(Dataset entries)

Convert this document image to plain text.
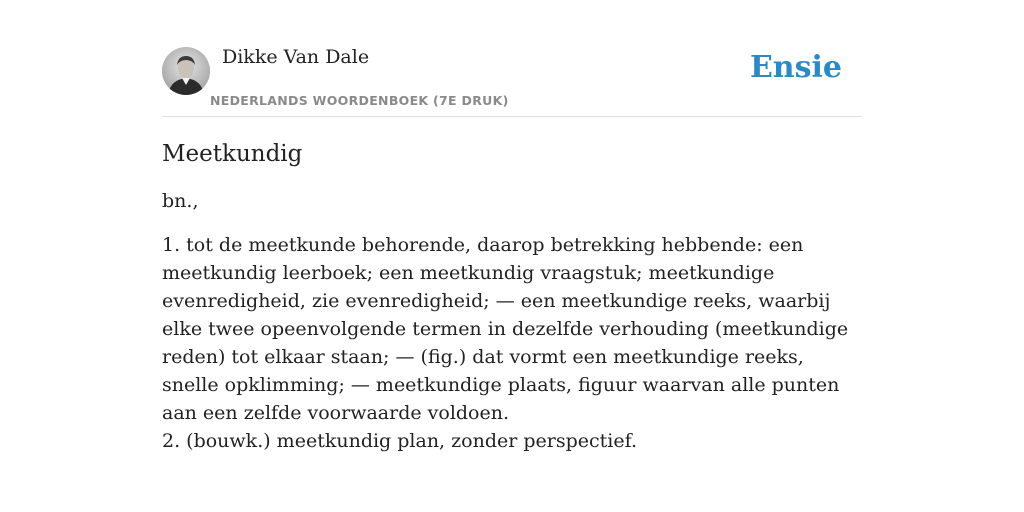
Dikke Van Dale
NEDERLANDS WOORDENBOEK (7E DRUK)
Ensie
Meetkundig

bn.,

1. tot de meetkunde behorende, daarop betrekking hebbende: een meetkundig leerboek; een meetkundig vraagstuk; meetkundige evenredigheid, zie evenredigheid; — een meetkundige reeks, waarbij elke twee opeenvolgende termen in dezelfde verhouding (meetkundige reden) tot elkaar staan; — (fig.) dat vormt een meetkundige reeks, snelle opklimming; — meetkundige plaats, figuur waarvan alle punten aan een zelfde voorwaarde voldoen.
2. (bouwk.) meetkundig plan, zonder perspectief.
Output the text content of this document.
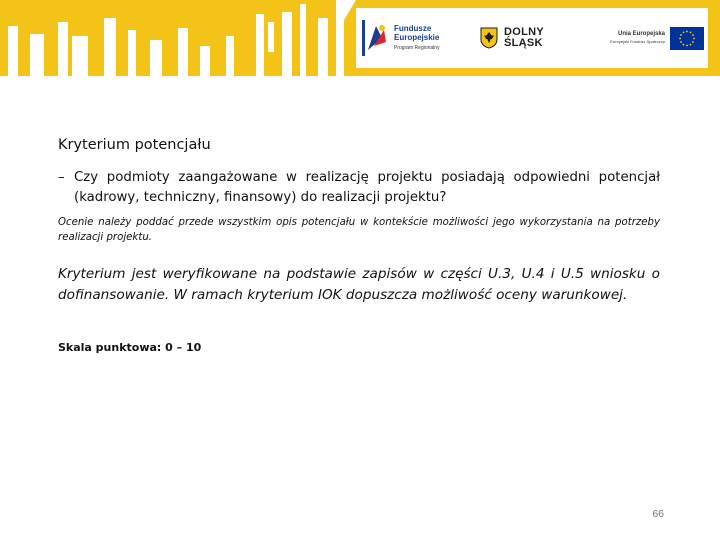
Fundusze
Europejskie
Program Regionalny
DOLNY
ŚLĄSK
Unia Europejska
Europejski Fundusz Społeczny
Kryterium potencjału
– Czy podmioty zaangażowane w realizację projektu posiadają odpowiedni potencjał (kadrowy, techniczny, finansowy) do realizacji projektu?
Ocenie należy poddać przede wszystkim opis potencjału w kontekście możliwości jego wykorzystania na potrzeby realizacji projektu.
Kryterium jest weryfikowane na podstawie zapisów w części U.3, U.4 i U.5 wniosku o dofinansowanie. W ramach kryterium IOK dopuszcza możliwość oceny warunkowej.
Skala punktowa: 0 – 10
66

Requirements:
Restate each of the entries above word for word and skip every image.

Reply:
Convert this document image to plain text.
Dikke Van Dale
NEDERLANDS WOORDENBOEK (7E DRUK)
Ensie
Meetkundig

bn.,

1. tot de meetkunde behorende, daarop betrekking hebbende: een meetkundig leerboek; een meetkundig vraagstuk; meetkundige evenredigheid, zie evenredigheid; — een meetkundige reeks, waarbij elke twee opeenvolgende termen in dezelfde verhouding (meetkundige reden) tot elkaar staan; — (fig.) dat vormt een meetkundige reeks, snelle opklimming; — meetkundige plaats, figuur waarvan alle punten aan een zelfde voorwaarde voldoen.
2. (bouwk.) meetkundig plan, zonder perspectief.
Output the text content of this document.
Fundusze
Europejskie
Program Regionalny
DOLNY
ŚLĄSK
Unia Europejska
Europejski Fundusz Społeczny
Kryterium potencjału
– Czy podmioty zaangażowane w realizację projektu posiadają odpowiedni potencjał (kadrowy, techniczny, finansowy) do realizacji projektu?
Ocenie należy poddać przede wszystkim opis potencjału w kontekście możliwości jego wykorzystania na potrzeby realizacji projektu.
Kryterium jest weryfikowane na podstawie zapisów w części U.3, U.4 i U.5 wniosku o dofinansowanie. W ramach kryterium IOK dopuszcza możliwość oceny warunkowej.
Skala punktowa: 0 – 10
66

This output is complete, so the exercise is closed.